MATERIAL FOR THIS TASK:
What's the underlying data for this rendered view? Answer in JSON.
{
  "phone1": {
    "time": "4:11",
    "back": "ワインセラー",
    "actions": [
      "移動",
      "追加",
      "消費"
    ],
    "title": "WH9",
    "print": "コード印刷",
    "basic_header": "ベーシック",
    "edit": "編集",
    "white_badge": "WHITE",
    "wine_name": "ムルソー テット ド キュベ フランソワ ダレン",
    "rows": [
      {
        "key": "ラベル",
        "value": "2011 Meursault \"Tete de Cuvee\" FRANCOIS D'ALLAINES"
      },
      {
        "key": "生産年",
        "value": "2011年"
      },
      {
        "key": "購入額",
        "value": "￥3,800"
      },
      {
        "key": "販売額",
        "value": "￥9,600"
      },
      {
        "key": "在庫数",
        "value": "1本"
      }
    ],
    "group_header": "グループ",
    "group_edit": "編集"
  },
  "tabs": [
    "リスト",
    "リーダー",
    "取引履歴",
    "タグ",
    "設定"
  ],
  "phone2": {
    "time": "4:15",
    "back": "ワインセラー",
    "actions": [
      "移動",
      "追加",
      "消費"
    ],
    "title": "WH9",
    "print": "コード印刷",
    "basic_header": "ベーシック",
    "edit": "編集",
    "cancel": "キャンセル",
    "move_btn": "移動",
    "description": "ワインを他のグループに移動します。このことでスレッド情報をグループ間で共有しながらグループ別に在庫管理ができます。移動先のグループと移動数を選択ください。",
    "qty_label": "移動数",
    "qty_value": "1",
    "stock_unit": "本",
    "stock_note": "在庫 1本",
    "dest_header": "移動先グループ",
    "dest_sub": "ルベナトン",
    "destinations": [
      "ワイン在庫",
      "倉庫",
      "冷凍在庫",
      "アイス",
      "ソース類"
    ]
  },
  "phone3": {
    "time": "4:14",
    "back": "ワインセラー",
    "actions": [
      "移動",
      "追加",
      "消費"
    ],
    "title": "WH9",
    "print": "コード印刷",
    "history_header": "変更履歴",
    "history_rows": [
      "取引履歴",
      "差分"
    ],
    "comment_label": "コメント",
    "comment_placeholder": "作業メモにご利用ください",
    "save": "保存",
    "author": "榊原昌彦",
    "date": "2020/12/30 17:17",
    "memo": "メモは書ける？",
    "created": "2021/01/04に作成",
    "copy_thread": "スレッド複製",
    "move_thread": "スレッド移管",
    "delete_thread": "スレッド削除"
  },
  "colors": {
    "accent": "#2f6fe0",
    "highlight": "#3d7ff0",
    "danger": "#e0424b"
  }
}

AIM: Please return the data above exactly as given.

RESULT OF THIS TASK:
What's the underlying data for this rendered view? Answer in JSON.
{
  "phone1": {
    "time": "4:11",
    "back": "ワインセラー",
    "actions": [
      "移動",
      "追加",
      "消費"
    ],
    "title": "WH9",
    "print": "コード印刷",
    "basic_header": "ベーシック",
    "edit": "編集",
    "white_badge": "WHITE",
    "wine_name": "ムルソー テット ド キュベ フランソワ ダレン",
    "rows": [
      {
        "key": "ラベル",
        "value": "2011 Meursault \"Tete de Cuvee\" FRANCOIS D'ALLAINES"
      },
      {
        "key": "生産年",
        "value": "2011年"
      },
      {
        "key": "購入額",
        "value": "￥3,800"
      },
      {
        "key": "販売額",
        "value": "￥9,600"
      },
      {
        "key": "在庫数",
        "value": "1本"
      }
    ],
    "group_header": "グループ",
    "group_edit": "編集"
  },
  "tabs": [
    "リスト",
    "リーダー",
    "取引履歴",
    "タグ",
    "設定"
  ],
  "phone2": {
    "time": "4:15",
    "back": "ワインセラー",
    "actions": [
      "移動",
      "追加",
      "消費"
    ],
    "title": "WH9",
    "print": "コード印刷",
    "basic_header": "ベーシック",
    "edit": "編集",
    "cancel": "キャンセル",
    "move_btn": "移動",
    "description": "ワインを他のグループに移動します。このことでスレッド情報をグループ間で共有しながらグループ別に在庫管理ができます。移動先のグループと移動数を選択ください。",
    "qty_label": "移動数",
    "qty_value": "1",
    "stock_unit": "本",
    "stock_note": "在庫 1本",
    "dest_header": "移動先グループ",
    "dest_sub": "ルベナトン",
    "destinations": [
      "ワイン在庫",
      "倉庫",
      "冷凍在庫",
      "アイス",
      "ソース類"
    ]
  },
  "phone3": {
    "time": "4:14",
    "back": "ワインセラー",
    "actions": [
      "移動",
      "追加",
      "消費"
    ],
    "title": "WH9",
    "print": "コード印刷",
    "history_header": "変更履歴",
    "history_rows": [
      "取引履歴",
      "差分"
    ],
    "comment_label": "コメント",
    "comment_placeholder": "作業メモにご利用ください",
    "save": "保存",
    "author": "榊原昌彦",
    "date": "2020/12/30 17:17",
    "memo": "メモは書ける？",
    "created": "2021/01/04に作成",
    "copy_thread": "スレッド複製",
    "move_thread": "スレッド移管",
    "delete_thread": "スレッド削除"
  },
  "colors": {
    "accent": "#2f6fe0",
    "highlight": "#3d7ff0",
    "danger": "#e0424b"
  }
}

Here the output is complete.